Instruction –
Your task is to copy every line of the entries that contains "Guide".
# # # # #
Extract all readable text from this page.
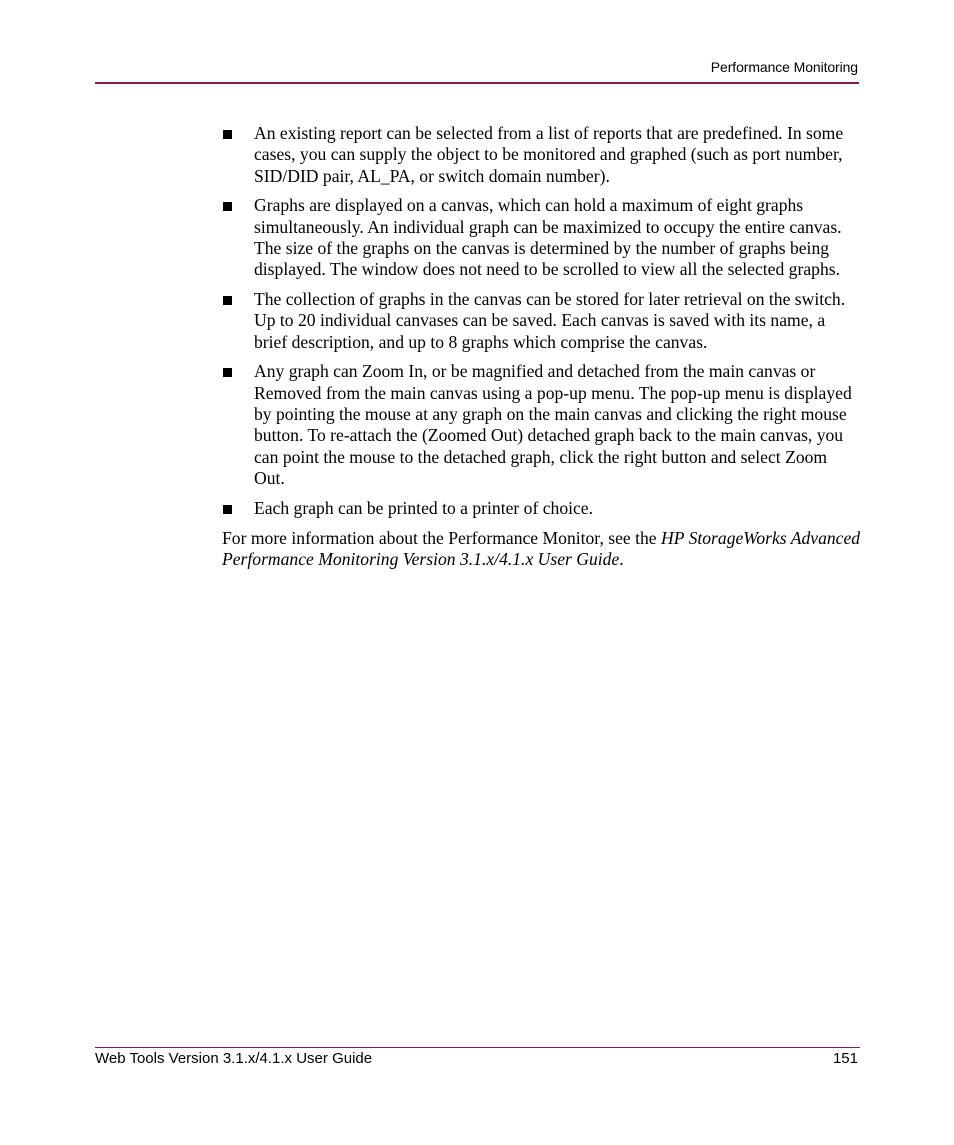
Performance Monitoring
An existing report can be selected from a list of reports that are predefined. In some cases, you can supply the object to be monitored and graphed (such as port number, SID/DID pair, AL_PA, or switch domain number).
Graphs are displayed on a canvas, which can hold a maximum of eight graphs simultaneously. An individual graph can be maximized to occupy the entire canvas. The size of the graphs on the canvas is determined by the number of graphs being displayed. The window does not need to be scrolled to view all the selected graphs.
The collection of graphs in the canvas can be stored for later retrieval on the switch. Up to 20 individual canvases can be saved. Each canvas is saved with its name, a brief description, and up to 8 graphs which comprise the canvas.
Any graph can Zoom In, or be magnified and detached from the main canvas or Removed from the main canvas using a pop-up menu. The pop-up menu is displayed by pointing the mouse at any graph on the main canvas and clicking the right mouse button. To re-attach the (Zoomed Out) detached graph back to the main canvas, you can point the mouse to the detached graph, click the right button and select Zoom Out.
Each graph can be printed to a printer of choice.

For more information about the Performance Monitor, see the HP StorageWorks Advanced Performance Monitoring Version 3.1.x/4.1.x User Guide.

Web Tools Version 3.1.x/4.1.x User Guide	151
# # # # #
Response –
For more information about the Performance Monitor, see the HP StorageWorks Advanced Performance Monitoring Version 3.1.x/4.1.x User Guide.
Web Tools Version 3.1.x/4.1.x User Guide	151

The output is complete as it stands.